**** Dataset excerpts

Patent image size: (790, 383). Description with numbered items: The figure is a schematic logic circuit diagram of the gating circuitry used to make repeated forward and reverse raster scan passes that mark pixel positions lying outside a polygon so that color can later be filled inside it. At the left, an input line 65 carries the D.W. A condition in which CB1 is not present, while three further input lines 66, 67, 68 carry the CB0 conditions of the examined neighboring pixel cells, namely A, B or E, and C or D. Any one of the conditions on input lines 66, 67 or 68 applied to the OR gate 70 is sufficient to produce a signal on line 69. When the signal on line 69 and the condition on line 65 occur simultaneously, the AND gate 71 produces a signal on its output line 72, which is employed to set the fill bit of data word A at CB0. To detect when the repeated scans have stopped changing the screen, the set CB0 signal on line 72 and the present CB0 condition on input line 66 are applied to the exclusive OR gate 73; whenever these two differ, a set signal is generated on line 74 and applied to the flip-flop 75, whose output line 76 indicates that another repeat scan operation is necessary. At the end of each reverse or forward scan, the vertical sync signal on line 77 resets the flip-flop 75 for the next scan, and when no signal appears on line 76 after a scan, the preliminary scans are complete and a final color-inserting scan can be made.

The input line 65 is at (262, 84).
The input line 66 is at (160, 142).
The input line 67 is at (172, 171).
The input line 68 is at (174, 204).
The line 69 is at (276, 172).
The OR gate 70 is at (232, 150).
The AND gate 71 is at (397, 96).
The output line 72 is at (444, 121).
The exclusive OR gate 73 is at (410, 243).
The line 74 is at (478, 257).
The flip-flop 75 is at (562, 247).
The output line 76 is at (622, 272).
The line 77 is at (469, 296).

********

Put down all the data once more, exactly as it appears above.

[Expected answer]:
Patent image size: (790, 383). Description with numbered items: The figure is a schematic logic circuit diagram of the gating circuitry used to make repeated forward and reverse raster scan passes that mark pixel positions lying outside a polygon so that color can later be filled inside it. At the left, an input line 65 carries the D.W. A condition in which CB1 is not present, while three further input lines 66, 67, 68 carry the CB0 conditions of the examined neighboring pixel cells, namely A, B or E, and C or D. Any one of the conditions on input lines 66, 67 or 68 applied to the OR gate 70 is sufficient to produce a signal on line 69. When the signal on line 69 and the condition on line 65 occur simultaneously, the AND gate 71 produces a signal on its output line 72, which is employed to set the fill bit of data word A at CB0. To detect when the repeated scans have stopped changing the screen, the set CB0 signal on line 72 and the present CB0 condition on input line 66 are applied to the exclusive OR gate 73; whenever these two differ, a set signal is generated on line 74 and applied to the flip-flop 75, whose output line 76 indicates that another repeat scan operation is necessary. At the end of each reverse or forward scan, the vertical sync signal on line 77 resets the flip-flop 75 for the next scan, and when no signal appears on line 76 after a scan, the preliminary scans are complete and a final color-inserting scan can be made.

The input line 65 is at (262, 84).
The input line 66 is at (160, 142).
The input line 67 is at (172, 171).
The input line 68 is at (174, 204).
The line 69 is at (276, 172).
The OR gate 70 is at (232, 150).
The AND gate 71 is at (397, 96).
The output line 72 is at (444, 121).
The exclusive OR gate 73 is at (410, 243).
The line 74 is at (478, 257).
The flip-flop 75 is at (562, 247).
The output line 76 is at (622, 272).
The line 77 is at (469, 296).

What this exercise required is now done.